[Dataset entries]
================================

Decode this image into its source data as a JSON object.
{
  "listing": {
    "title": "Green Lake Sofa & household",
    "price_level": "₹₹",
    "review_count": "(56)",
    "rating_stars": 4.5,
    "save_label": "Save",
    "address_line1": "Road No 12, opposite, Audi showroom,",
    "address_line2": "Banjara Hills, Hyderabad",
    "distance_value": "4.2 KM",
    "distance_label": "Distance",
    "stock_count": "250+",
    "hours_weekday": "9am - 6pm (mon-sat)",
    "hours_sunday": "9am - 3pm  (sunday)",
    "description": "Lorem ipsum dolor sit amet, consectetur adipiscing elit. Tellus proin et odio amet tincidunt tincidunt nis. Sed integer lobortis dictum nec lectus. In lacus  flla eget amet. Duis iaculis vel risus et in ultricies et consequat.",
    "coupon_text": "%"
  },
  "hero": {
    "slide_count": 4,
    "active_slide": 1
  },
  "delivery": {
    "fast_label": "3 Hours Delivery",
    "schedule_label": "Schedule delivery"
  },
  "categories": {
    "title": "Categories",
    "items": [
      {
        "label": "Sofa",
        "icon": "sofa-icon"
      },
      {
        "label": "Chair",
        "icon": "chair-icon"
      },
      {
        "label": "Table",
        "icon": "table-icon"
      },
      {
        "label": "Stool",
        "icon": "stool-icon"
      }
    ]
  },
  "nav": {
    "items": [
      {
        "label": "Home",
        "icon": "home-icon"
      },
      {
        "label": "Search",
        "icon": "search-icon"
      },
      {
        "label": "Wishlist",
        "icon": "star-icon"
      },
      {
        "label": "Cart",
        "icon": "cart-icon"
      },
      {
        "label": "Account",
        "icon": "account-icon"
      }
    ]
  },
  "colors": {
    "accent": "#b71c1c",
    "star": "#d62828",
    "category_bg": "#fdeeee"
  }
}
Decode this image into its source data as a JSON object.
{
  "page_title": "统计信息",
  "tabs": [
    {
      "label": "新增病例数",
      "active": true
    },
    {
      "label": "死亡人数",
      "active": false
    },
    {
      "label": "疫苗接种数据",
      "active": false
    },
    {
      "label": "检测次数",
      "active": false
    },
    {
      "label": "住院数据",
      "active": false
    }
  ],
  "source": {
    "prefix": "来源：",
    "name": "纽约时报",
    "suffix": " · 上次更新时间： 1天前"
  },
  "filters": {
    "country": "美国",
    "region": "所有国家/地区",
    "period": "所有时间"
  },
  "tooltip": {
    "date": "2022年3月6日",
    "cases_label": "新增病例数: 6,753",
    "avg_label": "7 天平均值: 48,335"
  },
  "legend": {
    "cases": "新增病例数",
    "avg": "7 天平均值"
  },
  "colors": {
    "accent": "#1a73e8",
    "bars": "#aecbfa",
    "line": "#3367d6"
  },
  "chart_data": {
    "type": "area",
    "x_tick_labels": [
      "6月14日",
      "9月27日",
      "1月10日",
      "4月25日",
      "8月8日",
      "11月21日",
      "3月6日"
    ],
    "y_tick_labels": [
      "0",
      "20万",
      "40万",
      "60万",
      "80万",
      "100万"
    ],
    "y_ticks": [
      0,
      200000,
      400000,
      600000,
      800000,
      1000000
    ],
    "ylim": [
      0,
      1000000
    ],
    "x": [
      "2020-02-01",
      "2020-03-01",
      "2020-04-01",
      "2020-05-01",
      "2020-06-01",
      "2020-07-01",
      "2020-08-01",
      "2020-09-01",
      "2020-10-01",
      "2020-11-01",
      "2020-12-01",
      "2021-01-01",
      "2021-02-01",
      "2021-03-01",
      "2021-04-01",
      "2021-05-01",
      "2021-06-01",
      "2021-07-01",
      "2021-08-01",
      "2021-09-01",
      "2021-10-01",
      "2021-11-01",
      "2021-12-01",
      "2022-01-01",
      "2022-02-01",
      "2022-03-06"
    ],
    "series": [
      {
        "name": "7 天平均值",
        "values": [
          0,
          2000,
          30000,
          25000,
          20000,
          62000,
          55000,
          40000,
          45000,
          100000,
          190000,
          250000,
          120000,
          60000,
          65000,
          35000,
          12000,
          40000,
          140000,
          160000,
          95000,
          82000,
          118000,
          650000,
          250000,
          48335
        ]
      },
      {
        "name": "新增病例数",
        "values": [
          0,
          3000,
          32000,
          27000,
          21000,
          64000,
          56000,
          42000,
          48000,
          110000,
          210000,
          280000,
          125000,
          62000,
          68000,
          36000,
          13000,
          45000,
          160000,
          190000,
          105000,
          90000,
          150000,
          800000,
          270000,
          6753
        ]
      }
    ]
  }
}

================================

[DIRECTIVE]
Every entry in the listing must be retyped exactly.

[RESULT]
Decode this image into its source data as a JSON object.
{
  "listing": {
    "title": "Green Lake Sofa & household",
    "price_level": "₹₹",
    "review_count": "(56)",
    "rating_stars": 4.5,
    "save_label": "Save",
    "address_line1": "Road No 12, opposite, Audi showroom,",
    "address_line2": "Banjara Hills, Hyderabad",
    "distance_value": "4.2 KM",
    "distance_label": "Distance",
    "stock_count": "250+",
    "hours_weekday": "9am - 6pm (mon-sat)",
    "hours_sunday": "9am - 3pm  (sunday)",
    "description": "Lorem ipsum dolor sit amet, consectetur adipiscing elit. Tellus proin et odio amet tincidunt tincidunt nis. Sed integer lobortis dictum nec lectus. In lacus  flla eget amet. Duis iaculis vel risus et in ultricies et consequat.",
    "coupon_text": "%"
  },
  "hero": {
    "slide_count": 4,
    "active_slide": 1
  },
  "delivery": {
    "fast_label": "3 Hours Delivery",
    "schedule_label": "Schedule delivery"
  },
  "categories": {
    "title": "Categories",
    "items": [
      {
        "label": "Sofa",
        "icon": "sofa-icon"
      },
      {
        "label": "Chair",
        "icon": "chair-icon"
      },
      {
        "label": "Table",
        "icon": "table-icon"
      },
      {
        "label": "Stool",
        "icon": "stool-icon"
      }
    ]
  },
  "nav": {
    "items": [
      {
        "label": "Home",
        "icon": "home-icon"
      },
      {
        "label": "Search",
        "icon": "search-icon"
      },
      {
        "label": "Wishlist",
        "icon": "star-icon"
      },
      {
        "label": "Cart",
        "icon": "cart-icon"
      },
      {
        "label": "Account",
        "icon": "account-icon"
      }
    ]
  },
  "colors": {
    "accent": "#b71c1c",
    "star": "#d62828",
    "category_bg": "#fdeeee"
  }
}
Decode this image into its source data as a JSON object.
{
  "page_title": "统计信息",
  "tabs": [
    {
      "label": "新增病例数",
      "active": true
    },
    {
      "label": "死亡人数",
      "active": false
    },
    {
      "label": "疫苗接种数据",
      "active": false
    },
    {
      "label": "检测次数",
      "active": false
    },
    {
      "label": "住院数据",
      "active": false
    }
  ],
  "source": {
    "prefix": "来源：",
    "name": "纽约时报",
    "suffix": " · 上次更新时间： 1天前"
  },
  "filters": {
    "country": "美国",
    "region": "所有国家/地区",
    "period": "所有时间"
  },
  "tooltip": {
    "date": "2022年3月6日",
    "cases_label": "新增病例数: 6,753",
    "avg_label": "7 天平均值: 48,335"
  },
  "legend": {
    "cases": "新增病例数",
    "avg": "7 天平均值"
  },
  "colors": {
    "accent": "#1a73e8",
    "bars": "#aecbfa",
    "line": "#3367d6"
  },
  "chart_data": {
    "type": "area",
    "x_tick_labels": [
      "6月14日",
      "9月27日",
      "1月10日",
      "4月25日",
      "8月8日",
      "11月21日",
      "3月6日"
    ],
    "y_tick_labels": [
      "0",
      "20万",
      "40万",
      "60万",
      "80万",
      "100万"
    ],
    "y_ticks": [
      0,
      200000,
      400000,
      600000,
      800000,
      1000000
    ],
    "ylim": [
      0,
      1000000
    ],
    "x": [
      "2020-02-01",
      "2020-03-01",
      "2020-04-01",
      "2020-05-01",
      "2020-06-01",
      "2020-07-01",
      "2020-08-01",
      "2020-09-01",
      "2020-10-01",
      "2020-11-01",
      "2020-12-01",
      "2021-01-01",
      "2021-02-01",
      "2021-03-01",
      "2021-04-01",
      "2021-05-01",
      "2021-06-01",
      "2021-07-01",
      "2021-08-01",
      "2021-09-01",
      "2021-10-01",
      "2021-11-01",
      "2021-12-01",
      "2022-01-01",
      "2022-02-01",
      "2022-03-06"
    ],
    "series": [
      {
        "name": "7 天平均值",
        "values": [
          0,
          2000,
          30000,
          25000,
          20000,
          62000,
          55000,
          40000,
          45000,
          100000,
          190000,
          250000,
          120000,
          60000,
          65000,
          35000,
          12000,
          40000,
          140000,
          160000,
          95000,
          82000,
          118000,
          650000,
          250000,
          48335
        ]
      },
      {
        "name": "新增病例数",
        "values": [
          0,
          3000,
          32000,
          27000,
          21000,
          64000,
          56000,
          42000,
          48000,
          110000,
          210000,
          280000,
          125000,
          62000,
          68000,
          36000,
          13000,
          45000,
          160000,
          190000,
          105000,
          90000,
          150000,
          800000,
          270000,
          6753
        ]
      }
    ]
  }
}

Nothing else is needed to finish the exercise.